§ Your task
Scan the material that follows. Copy every line containing the word "with".
**** Provided records ****
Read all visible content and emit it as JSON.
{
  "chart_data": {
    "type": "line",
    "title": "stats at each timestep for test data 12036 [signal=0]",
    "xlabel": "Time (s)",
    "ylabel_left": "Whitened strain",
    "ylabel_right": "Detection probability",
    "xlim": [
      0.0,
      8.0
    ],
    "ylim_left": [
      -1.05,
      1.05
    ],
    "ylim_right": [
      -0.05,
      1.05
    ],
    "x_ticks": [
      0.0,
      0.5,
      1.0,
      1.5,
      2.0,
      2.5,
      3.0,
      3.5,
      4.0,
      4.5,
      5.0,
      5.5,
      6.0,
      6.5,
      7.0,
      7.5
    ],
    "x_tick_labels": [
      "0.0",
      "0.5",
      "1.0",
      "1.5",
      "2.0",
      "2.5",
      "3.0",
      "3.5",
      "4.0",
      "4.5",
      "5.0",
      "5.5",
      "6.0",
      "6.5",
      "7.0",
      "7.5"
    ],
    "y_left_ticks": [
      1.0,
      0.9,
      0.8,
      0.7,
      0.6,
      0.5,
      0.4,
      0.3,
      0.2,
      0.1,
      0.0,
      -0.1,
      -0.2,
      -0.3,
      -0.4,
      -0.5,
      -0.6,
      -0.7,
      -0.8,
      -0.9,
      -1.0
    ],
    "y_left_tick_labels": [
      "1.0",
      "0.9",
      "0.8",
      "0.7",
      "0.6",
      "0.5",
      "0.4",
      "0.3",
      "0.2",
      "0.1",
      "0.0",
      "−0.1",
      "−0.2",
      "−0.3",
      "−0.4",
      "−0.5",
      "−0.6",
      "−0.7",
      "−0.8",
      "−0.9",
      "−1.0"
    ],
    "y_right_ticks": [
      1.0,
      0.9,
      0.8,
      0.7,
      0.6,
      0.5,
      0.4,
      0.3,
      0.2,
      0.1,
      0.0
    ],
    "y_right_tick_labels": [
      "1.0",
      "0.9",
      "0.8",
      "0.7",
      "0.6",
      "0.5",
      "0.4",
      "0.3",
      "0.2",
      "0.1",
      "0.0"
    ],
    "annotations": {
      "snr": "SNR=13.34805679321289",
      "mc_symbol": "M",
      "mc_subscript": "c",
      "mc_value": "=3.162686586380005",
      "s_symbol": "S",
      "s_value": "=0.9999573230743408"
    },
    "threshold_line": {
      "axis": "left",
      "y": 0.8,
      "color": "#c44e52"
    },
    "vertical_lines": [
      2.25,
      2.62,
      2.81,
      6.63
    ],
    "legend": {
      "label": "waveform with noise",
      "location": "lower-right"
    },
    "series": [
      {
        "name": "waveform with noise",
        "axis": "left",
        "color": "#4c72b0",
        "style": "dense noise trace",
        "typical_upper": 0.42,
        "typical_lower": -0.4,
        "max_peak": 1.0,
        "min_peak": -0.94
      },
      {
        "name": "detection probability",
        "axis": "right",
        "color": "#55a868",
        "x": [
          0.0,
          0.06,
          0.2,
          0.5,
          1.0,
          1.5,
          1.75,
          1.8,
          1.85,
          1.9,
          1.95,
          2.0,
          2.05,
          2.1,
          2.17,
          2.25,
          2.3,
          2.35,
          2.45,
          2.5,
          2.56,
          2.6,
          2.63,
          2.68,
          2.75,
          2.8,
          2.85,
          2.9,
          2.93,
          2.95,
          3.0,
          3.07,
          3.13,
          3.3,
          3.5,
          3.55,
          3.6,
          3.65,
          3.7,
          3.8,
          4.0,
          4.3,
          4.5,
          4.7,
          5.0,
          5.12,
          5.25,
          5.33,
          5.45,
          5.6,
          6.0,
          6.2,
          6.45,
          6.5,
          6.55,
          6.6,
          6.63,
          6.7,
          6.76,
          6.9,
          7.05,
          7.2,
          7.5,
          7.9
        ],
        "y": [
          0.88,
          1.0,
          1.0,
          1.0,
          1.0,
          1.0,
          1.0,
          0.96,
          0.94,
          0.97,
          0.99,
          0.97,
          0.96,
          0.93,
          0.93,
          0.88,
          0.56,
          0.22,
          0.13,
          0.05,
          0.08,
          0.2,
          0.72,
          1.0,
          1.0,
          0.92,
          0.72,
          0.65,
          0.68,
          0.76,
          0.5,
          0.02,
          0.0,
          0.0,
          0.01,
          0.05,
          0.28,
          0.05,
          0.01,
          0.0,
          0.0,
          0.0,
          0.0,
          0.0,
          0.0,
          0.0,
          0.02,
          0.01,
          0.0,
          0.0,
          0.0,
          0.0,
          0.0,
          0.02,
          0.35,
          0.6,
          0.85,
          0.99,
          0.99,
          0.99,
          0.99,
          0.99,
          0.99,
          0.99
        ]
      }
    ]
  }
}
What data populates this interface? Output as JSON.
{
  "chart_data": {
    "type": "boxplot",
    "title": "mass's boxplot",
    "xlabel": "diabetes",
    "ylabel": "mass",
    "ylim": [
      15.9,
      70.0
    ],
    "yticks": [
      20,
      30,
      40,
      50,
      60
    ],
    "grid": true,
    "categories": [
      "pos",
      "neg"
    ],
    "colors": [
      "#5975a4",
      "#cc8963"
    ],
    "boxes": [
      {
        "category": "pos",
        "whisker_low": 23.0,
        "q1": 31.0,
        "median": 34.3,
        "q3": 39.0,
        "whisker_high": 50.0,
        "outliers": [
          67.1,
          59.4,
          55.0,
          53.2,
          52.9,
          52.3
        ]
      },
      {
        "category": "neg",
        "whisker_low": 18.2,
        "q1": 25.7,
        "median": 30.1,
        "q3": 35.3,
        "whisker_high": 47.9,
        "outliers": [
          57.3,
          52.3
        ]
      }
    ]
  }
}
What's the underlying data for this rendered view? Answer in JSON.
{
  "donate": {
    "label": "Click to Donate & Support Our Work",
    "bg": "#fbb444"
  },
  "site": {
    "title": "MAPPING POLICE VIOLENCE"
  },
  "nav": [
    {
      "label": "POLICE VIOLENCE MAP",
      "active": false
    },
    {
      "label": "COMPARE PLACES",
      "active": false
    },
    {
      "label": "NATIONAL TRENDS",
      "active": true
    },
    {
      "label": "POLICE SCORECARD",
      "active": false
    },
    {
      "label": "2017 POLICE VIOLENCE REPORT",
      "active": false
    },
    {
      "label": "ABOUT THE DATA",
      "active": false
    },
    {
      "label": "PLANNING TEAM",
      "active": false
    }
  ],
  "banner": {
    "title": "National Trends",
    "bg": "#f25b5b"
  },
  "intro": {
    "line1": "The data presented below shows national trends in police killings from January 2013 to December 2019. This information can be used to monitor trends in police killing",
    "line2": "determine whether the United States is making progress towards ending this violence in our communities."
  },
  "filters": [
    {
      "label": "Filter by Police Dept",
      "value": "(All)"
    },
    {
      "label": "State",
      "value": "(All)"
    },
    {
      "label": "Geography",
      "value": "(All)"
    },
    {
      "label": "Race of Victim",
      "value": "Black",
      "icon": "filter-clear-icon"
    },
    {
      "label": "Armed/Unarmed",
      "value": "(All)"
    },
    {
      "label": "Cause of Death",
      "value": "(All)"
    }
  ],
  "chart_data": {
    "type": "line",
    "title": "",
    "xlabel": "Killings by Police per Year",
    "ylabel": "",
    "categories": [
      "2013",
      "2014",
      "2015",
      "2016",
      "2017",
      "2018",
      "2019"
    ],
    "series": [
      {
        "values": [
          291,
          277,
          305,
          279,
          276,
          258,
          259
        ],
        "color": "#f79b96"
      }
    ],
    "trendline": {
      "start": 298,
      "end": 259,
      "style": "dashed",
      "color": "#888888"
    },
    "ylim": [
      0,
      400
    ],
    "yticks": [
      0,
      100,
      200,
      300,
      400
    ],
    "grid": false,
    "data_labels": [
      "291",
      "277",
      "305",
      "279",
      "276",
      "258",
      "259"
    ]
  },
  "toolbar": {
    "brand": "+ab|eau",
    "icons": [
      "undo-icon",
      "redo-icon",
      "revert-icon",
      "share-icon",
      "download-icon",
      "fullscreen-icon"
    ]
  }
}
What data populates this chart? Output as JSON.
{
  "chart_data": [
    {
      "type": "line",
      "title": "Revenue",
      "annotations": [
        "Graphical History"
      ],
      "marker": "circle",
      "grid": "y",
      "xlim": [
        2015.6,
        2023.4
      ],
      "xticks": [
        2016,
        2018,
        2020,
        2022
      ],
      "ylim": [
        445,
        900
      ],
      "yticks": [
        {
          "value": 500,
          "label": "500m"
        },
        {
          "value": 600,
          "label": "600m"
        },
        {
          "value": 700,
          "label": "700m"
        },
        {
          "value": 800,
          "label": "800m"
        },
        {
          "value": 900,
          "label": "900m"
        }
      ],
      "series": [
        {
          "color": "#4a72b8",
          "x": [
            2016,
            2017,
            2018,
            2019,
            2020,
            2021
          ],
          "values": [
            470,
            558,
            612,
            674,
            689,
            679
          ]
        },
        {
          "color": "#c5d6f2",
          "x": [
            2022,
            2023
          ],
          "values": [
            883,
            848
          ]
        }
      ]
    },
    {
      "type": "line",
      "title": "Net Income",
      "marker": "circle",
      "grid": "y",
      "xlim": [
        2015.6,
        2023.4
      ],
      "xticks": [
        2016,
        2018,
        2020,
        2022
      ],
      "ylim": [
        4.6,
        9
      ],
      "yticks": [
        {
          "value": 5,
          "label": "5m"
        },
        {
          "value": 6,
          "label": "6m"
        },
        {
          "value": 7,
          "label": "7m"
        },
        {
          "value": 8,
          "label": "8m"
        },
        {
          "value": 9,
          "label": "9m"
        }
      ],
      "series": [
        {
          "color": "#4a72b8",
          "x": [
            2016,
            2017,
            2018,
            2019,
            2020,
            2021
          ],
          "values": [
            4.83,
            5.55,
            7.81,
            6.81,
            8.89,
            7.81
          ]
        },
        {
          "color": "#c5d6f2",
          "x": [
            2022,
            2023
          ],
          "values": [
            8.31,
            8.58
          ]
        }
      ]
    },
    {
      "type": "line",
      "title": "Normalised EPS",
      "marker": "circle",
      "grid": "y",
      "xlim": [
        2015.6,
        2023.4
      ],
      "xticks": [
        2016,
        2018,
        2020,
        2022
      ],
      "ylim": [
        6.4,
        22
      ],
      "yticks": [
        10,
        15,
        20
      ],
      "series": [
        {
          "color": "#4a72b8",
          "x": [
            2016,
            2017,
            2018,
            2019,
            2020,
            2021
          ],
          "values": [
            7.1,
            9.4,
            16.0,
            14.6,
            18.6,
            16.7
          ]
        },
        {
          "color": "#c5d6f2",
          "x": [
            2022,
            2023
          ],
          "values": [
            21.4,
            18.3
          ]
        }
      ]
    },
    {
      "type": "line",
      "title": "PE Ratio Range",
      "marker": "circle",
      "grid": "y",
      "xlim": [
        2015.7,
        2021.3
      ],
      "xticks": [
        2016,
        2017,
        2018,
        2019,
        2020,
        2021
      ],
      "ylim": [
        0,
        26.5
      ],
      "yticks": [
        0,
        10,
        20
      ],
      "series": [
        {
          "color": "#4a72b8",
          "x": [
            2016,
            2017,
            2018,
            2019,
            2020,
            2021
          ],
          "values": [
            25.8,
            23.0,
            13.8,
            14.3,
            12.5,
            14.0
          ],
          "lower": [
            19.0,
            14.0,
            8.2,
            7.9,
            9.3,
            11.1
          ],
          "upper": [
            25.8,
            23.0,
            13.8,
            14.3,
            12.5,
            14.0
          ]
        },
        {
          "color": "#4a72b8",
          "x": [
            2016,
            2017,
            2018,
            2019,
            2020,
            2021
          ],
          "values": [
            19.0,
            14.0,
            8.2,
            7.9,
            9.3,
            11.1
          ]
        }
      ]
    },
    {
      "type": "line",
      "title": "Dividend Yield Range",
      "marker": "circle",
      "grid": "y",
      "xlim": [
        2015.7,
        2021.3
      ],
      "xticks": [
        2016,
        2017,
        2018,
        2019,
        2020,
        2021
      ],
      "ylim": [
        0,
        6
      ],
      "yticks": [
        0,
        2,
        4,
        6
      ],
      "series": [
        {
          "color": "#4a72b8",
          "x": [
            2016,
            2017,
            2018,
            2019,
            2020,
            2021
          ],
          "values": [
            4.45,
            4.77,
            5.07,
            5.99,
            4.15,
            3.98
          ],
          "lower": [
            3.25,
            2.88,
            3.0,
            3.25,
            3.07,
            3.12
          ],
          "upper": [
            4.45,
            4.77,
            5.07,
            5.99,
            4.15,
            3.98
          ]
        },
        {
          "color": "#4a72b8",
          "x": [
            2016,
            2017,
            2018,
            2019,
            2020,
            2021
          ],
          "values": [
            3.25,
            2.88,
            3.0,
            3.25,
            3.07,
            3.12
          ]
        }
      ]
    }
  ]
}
****
§ Full response
      "label": "waveform with noise",
        "name": "waveform with noise",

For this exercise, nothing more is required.